> REQUIREMENT
Find every line containing the word "text" and report the count, nothing more.

^^^^^^^^

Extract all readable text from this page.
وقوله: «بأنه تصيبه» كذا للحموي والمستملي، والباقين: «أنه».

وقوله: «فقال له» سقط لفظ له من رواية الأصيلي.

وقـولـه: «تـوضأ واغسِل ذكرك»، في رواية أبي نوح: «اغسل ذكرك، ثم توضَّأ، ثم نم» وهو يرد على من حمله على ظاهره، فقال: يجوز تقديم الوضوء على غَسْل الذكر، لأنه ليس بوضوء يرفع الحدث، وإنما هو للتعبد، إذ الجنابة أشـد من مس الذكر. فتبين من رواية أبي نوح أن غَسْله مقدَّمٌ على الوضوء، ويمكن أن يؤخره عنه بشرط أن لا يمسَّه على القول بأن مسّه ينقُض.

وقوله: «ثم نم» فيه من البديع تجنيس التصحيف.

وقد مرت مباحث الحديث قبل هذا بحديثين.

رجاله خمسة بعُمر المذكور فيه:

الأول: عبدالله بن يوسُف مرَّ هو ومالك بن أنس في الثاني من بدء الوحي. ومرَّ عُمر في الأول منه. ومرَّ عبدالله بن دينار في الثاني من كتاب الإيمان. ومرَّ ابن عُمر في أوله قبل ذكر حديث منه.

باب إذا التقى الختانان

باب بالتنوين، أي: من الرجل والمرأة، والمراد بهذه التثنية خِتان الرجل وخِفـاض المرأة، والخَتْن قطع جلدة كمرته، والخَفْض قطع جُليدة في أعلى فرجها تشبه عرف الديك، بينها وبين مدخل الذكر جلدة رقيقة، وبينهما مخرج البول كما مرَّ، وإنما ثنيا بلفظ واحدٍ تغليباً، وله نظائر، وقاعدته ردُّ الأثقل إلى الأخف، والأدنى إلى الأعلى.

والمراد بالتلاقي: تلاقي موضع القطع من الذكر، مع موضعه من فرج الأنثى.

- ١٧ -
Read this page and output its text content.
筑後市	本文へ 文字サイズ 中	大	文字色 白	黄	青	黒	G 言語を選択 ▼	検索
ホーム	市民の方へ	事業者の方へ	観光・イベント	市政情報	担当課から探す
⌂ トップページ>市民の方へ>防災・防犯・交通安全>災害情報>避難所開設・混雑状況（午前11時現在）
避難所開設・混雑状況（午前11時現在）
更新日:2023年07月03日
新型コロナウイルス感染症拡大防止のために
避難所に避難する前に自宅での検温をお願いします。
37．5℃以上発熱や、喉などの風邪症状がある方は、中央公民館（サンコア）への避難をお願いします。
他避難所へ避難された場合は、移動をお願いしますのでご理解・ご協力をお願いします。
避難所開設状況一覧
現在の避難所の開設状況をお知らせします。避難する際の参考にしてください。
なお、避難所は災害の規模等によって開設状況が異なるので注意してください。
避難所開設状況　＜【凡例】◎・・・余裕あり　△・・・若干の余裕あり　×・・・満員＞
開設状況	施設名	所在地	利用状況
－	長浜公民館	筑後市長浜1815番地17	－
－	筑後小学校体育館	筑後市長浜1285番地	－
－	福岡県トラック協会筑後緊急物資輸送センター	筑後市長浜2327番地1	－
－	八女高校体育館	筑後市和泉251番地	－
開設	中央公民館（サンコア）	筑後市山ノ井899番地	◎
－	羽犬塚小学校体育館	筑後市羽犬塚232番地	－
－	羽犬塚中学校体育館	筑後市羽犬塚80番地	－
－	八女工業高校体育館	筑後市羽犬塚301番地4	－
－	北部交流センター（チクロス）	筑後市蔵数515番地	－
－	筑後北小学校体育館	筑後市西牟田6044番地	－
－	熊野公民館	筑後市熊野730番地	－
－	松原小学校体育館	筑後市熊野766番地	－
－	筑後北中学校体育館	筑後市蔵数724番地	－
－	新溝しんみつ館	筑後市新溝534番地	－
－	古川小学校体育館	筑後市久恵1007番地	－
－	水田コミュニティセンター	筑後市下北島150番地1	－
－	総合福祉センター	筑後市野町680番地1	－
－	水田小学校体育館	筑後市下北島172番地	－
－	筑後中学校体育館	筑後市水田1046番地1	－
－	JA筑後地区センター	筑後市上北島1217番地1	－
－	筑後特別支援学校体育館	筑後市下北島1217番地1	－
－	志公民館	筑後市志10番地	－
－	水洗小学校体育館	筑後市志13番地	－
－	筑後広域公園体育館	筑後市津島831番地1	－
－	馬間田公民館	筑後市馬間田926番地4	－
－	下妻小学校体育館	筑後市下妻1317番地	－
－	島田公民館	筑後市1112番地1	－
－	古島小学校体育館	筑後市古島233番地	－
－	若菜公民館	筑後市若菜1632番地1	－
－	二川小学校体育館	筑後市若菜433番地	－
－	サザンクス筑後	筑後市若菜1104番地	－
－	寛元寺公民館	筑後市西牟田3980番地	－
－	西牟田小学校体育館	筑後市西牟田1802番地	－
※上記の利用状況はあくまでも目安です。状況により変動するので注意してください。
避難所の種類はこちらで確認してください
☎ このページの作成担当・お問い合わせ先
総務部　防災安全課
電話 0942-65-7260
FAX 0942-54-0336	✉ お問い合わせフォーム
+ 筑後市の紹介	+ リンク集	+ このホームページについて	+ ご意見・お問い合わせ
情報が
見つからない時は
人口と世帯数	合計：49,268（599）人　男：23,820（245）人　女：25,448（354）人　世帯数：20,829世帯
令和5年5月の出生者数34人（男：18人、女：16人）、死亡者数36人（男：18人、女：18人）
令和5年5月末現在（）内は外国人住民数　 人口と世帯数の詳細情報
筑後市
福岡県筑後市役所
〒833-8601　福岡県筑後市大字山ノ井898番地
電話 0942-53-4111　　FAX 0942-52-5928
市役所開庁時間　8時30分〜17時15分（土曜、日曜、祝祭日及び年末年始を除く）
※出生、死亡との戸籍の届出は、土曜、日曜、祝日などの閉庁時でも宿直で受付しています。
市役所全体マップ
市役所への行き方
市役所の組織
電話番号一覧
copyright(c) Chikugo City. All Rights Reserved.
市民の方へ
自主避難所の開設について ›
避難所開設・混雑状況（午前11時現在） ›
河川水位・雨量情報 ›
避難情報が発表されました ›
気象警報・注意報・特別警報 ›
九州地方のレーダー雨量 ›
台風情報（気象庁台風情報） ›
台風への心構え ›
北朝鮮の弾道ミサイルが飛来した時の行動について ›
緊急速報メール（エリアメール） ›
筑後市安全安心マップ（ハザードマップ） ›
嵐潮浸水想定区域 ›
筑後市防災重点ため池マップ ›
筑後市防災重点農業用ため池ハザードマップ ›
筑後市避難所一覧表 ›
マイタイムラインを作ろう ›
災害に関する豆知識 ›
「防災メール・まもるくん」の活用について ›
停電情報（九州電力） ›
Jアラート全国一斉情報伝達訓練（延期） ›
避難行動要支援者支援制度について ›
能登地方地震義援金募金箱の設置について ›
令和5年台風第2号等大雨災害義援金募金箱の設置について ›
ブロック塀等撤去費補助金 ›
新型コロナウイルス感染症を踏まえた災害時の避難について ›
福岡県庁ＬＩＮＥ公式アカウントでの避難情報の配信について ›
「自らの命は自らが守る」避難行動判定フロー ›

^^^^^^^^

> THE SOLUTION
2